Exercise goal: Each line of the material must be returned exactly.

• • • • • • •

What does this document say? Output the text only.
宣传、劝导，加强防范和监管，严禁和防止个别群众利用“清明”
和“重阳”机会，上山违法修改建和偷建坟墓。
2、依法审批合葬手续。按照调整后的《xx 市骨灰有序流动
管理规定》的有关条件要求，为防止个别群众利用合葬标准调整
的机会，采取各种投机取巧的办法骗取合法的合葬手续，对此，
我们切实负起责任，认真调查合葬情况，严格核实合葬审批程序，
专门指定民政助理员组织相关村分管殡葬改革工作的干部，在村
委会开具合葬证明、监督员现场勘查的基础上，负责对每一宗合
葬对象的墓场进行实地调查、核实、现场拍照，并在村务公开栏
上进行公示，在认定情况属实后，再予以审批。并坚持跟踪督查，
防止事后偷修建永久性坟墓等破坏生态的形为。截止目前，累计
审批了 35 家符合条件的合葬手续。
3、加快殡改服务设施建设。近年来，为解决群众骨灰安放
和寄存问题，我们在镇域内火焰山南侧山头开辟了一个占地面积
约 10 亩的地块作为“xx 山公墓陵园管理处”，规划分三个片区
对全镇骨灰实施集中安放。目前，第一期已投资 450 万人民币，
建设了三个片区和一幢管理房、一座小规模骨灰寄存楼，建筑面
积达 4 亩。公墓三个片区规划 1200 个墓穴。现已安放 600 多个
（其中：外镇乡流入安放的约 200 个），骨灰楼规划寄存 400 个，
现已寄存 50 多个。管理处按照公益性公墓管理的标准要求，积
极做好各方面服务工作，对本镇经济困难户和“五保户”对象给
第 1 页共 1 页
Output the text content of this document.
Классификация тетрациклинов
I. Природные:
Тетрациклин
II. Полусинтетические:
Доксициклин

• • • • • • •

Written response:
What does this document say? Output the text only.
宣传、劝导，加强防范和监管，严禁和防止个别群众利用“清明”
和“重阳”机会，上山违法修改建和偷建坟墓。
2、依法审批合葬手续。按照调整后的《xx 市骨灰有序流动
管理规定》的有关条件要求，为防止个别群众利用合葬标准调整
的机会，采取各种投机取巧的办法骗取合法的合葬手续，对此，
我们切实负起责任，认真调查合葬情况，严格核实合葬审批程序，
专门指定民政助理员组织相关村分管殡葬改革工作的干部，在村
委会开具合葬证明、监督员现场勘查的基础上，负责对每一宗合
葬对象的墓场进行实地调查、核实、现场拍照，并在村务公开栏
上进行公示，在认定情况属实后，再予以审批。并坚持跟踪督查，
防止事后偷修建永久性坟墓等破坏生态的形为。截止目前，累计
审批了 35 家符合条件的合葬手续。
3、加快殡改服务设施建设。近年来，为解决群众骨灰安放
和寄存问题，我们在镇域内火焰山南侧山头开辟了一个占地面积
约 10 亩的地块作为“xx 山公墓陵园管理处”，规划分三个片区
对全镇骨灰实施集中安放。目前，第一期已投资 450 万人民币，
建设了三个片区和一幢管理房、一座小规模骨灰寄存楼，建筑面
积达 4 亩。公墓三个片区规划 1200 个墓穴。现已安放 600 多个
（其中：外镇乡流入安放的约 200 个），骨灰楼规划寄存 400 个，
现已寄存 50 多个。管理处按照公益性公墓管理的标准要求，积
极做好各方面服务工作，对本镇经济困难户和“五保户”对象给
第 1 页共 1 页
Output the text content of this document.
Классификация тетрациклинов
I. Природные:
Тетрациклин
II. Полусинтетические:
Доксициклин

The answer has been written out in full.